**Exercise:** Check each line of the data below for the word "تشرين", then extract the ones that have it.

**Provided entries:**
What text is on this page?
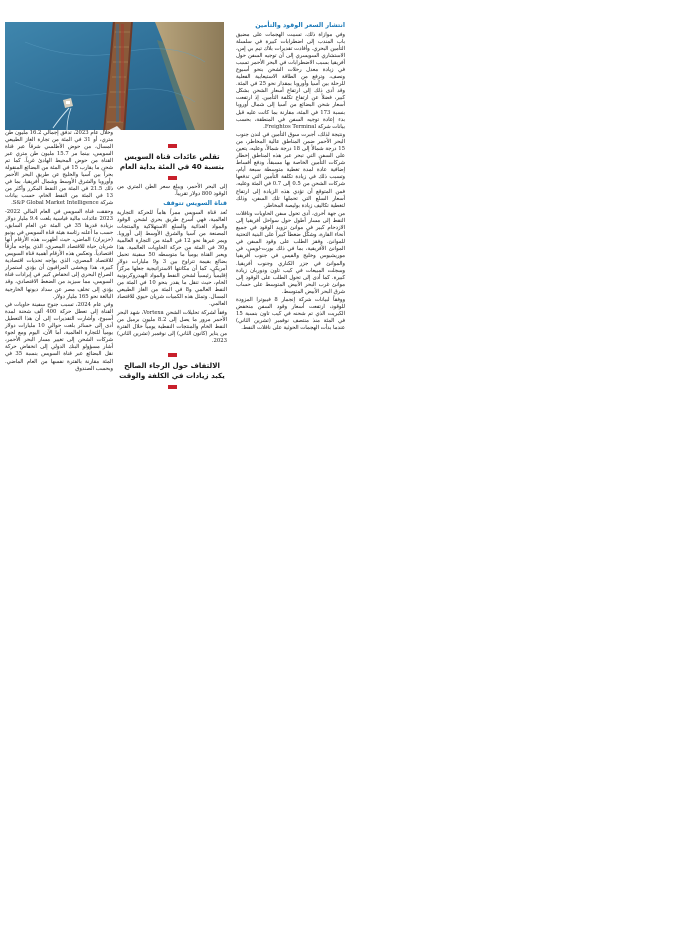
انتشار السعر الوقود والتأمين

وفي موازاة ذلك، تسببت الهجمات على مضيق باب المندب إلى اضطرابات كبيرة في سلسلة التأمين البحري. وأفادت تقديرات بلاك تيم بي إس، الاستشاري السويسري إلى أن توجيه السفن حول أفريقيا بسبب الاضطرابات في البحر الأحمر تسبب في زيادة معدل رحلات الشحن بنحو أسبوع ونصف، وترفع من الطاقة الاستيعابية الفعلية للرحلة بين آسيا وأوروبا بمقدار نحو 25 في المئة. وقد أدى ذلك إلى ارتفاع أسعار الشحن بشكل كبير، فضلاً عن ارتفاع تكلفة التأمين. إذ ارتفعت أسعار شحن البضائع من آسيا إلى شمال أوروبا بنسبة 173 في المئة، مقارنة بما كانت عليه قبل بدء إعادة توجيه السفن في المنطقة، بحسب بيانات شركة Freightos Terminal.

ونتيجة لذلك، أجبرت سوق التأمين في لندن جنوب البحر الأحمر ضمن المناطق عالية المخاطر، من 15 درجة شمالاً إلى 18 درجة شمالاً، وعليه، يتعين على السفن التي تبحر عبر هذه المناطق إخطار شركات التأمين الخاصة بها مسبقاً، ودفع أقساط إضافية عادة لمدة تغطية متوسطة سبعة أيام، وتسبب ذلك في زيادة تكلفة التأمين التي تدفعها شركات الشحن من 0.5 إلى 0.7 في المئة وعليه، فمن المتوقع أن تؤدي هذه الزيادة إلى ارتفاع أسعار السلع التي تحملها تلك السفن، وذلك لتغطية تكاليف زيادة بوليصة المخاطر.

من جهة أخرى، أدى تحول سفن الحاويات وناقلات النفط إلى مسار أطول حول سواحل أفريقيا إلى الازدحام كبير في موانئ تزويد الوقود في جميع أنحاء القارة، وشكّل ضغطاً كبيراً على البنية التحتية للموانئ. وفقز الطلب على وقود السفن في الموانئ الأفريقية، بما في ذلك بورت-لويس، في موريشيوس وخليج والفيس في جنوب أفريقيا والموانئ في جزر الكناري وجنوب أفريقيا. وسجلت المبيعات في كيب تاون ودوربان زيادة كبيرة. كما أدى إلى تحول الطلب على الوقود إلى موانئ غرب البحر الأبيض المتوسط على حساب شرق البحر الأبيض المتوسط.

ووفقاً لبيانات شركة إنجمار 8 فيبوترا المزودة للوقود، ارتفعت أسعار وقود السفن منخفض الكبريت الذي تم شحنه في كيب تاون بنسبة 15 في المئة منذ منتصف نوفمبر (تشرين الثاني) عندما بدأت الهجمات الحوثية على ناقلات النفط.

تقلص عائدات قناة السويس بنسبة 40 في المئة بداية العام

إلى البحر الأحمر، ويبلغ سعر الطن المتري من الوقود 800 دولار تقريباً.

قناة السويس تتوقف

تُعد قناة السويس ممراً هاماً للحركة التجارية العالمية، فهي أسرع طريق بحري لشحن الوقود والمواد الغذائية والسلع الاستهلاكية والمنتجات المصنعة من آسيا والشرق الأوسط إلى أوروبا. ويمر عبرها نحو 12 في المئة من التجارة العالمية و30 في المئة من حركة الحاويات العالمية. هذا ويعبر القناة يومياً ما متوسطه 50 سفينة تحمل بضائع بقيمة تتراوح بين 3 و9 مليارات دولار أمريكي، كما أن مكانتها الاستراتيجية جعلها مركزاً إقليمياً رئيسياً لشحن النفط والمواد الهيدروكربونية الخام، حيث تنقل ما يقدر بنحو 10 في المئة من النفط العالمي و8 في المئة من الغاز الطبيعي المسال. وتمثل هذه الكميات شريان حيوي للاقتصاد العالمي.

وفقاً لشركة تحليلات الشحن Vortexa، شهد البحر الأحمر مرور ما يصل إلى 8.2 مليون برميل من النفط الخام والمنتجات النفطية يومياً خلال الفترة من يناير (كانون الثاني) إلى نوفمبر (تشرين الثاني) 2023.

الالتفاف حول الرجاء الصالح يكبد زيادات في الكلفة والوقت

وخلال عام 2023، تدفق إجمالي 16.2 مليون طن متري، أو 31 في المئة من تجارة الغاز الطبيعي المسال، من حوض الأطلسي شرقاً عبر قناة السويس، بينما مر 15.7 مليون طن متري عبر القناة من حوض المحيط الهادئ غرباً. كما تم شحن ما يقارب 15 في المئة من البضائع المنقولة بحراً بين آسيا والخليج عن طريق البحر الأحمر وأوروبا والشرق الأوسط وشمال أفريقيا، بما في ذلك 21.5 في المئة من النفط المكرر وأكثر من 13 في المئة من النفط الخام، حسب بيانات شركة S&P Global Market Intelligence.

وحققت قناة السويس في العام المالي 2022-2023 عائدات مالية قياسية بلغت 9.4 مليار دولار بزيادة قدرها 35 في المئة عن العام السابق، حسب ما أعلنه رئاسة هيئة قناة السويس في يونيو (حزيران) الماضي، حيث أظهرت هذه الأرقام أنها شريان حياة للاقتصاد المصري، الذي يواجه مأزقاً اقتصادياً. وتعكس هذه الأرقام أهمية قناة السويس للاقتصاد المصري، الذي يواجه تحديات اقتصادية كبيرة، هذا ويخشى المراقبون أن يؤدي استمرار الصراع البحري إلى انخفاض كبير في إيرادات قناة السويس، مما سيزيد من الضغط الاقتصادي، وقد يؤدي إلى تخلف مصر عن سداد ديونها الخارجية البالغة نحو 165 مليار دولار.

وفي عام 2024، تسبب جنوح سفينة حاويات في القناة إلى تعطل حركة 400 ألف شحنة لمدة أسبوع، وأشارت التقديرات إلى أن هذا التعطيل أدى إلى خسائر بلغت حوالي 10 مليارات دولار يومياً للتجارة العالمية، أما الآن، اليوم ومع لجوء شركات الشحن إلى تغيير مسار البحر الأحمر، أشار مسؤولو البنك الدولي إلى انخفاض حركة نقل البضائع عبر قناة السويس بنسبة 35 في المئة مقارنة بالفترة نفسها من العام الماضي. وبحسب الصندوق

...

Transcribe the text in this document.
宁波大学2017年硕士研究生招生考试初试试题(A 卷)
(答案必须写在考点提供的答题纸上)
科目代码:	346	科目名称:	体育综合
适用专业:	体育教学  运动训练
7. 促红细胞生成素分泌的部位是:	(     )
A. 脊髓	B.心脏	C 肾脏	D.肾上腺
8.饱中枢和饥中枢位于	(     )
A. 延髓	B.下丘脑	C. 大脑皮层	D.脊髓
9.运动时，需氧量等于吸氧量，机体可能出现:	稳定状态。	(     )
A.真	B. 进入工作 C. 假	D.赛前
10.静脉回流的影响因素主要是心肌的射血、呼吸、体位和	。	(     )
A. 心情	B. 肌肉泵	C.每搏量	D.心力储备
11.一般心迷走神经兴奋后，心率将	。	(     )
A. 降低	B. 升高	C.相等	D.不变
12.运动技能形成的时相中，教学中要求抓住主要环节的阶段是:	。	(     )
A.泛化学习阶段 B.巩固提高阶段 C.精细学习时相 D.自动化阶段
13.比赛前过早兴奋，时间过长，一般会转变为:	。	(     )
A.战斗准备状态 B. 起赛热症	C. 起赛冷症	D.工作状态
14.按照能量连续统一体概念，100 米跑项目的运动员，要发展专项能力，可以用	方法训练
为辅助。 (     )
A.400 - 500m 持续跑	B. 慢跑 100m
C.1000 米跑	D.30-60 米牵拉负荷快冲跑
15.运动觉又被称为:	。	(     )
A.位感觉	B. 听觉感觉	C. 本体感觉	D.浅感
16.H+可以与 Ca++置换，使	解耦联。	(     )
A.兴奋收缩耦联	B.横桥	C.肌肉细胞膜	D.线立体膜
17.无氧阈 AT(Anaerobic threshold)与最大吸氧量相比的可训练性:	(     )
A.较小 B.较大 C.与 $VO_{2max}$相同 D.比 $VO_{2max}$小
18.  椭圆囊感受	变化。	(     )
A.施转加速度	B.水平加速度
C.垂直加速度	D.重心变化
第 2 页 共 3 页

**Output for this exercise:**
ووفقاً لبيانات شركة إنجمار 8 فيبوترا المزودة للوقود، ارتفعت أسعار وقود السفن منخفض الكبريت الذي تم شحنه في كيب تاون بنسبة 15 في المئة منذ منتصف نوفمبر (تشرين الثاني) عندما بدأت الهجمات الحوثية على ناقلات النفط.
وفقاً لشركة تحليلات الشحن Vortexa، شهد البحر الأحمر مرور ما يصل إلى 8.2 مليون برميل من النفط الخام والمنتجات النفطية يومياً خلال الفترة من يناير (كانون الثاني) إلى نوفمبر (تشرين الثاني) 2023.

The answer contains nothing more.